**What is asked**
Locate the word "nelerdir" in the entries below, then gather every line that holds it.

##### Records supplied #####

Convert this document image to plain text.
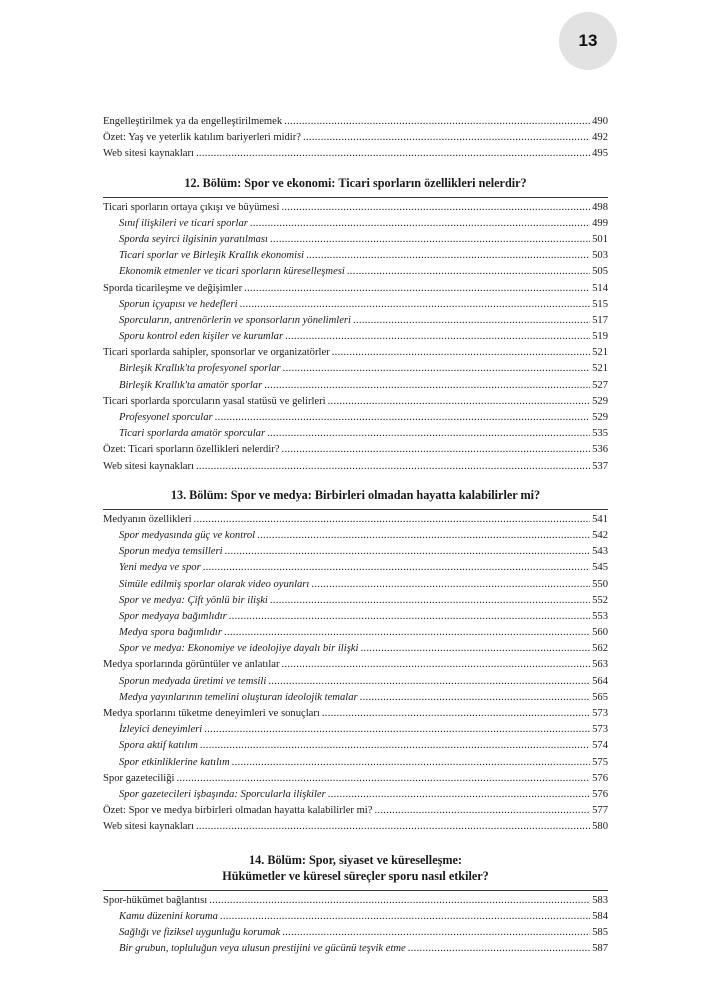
13
Engelleştirilmek ya da engelleştirilmemek .....	490
Özet: Yaş ve yeterlik katılım bariyerleri midir? .....	492
Web sitesi kaynakları .....	495
12. Bölüm: Spor ve ekonomi: Ticari sporların özellikleri nelerdir?
Ticari sporların ortaya çıkışı ve büyümesi .....	498
Sınıf ilişkileri ve ticari sporlar .....	499
Sporda seyirci ilgisinin yaratılması .....	501
Ticari sporlar ve Birleşik Krallık ekonomisi .....	503
Ekonomik etmenler ve ticari sporların küreselleşmesi .....	505
Sporda ticarileşme ve değişimler .....	514
Sporun içyapısı ve hedefleri .....	515
Sporcuların, antrenörlerin ve sponsorların yönelimleri .....	517
Sporu kontrol eden kişiler ve kurumlar .....	519
Ticari sporlarda sahipler, sponsorlar ve organizatörler .....	521
Birleşik Krallık'ta profesyonel sporlar .....	521
Birleşik Krallık'ta amatör sporlar .....	527
Ticari sporlarda sporcuların yasal statüsü ve gelirleri .....	529
Profesyonel sporcular .....	529
Ticari sporlarda amatör sporcular .....	535
Özet: Ticari sporların özellikleri nelerdir? .....	536
Web sitesi kaynakları .....	537
13. Bölüm: Spor ve medya: Birbirleri olmadan hayatta kalabilirler mi?
Medyanın özellikleri .....	541
Spor medyasında güç ve kontrol .....	542
Sporun medya temsilleri .....	543
Yeni medya ve spor .....	545
Simüle edilmiş sporlar olarak video oyunları .....	550
Spor ve medya: Çift yönlü bir ilişki .....	552
Spor medyaya bağımlıdır .....	553
Medya spora bağımlıdır .....	560
Spor ve medya: Ekonomiye ve ideolojiye dayalı bir ilişki .....	562
Medya sporlarında görüntüler ve anlatılar .....	563
Sporun medyada üretimi ve temsili .....	564
Medya yayınlarının temelini oluşturan ideolojik temalar .....	565
Medya sporlarını tüketme deneyimleri ve sonuçları .....	573
İzleyici deneyimleri .....	573
Spora aktif katılım .....	574
Spor etkinliklerine katılım .....	575
Spor gazeteciliği .....	576
Spor gazetecileri işbaşında: Sporcularla ilişkiler .....	576
Özet: Spor ve medya birbirleri olmadan hayatta kalabilirler mi? .....	577
Web sitesi kaynakları .....	580
14. Bölüm: Spor, siyaset ve küreselleşme:
Hükümetler ve küresel süreçler sporu nasıl etkiler?
Spor-hükümet bağlantısı .....	583
Kamu düzenini koruma .....	584
Sağlığı ve fiziksel uygunluğu korumak .....	585
Bir grubun, topluluğun veya ulusun prestijini ve gücünü teşvik etme .....	587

#####

**Output**
12. Bölüm: Spor ve ekonomi: Ticari sporların özellikleri nelerdir?
Özet: Ticari sporların özellikleri nelerdir? .....	536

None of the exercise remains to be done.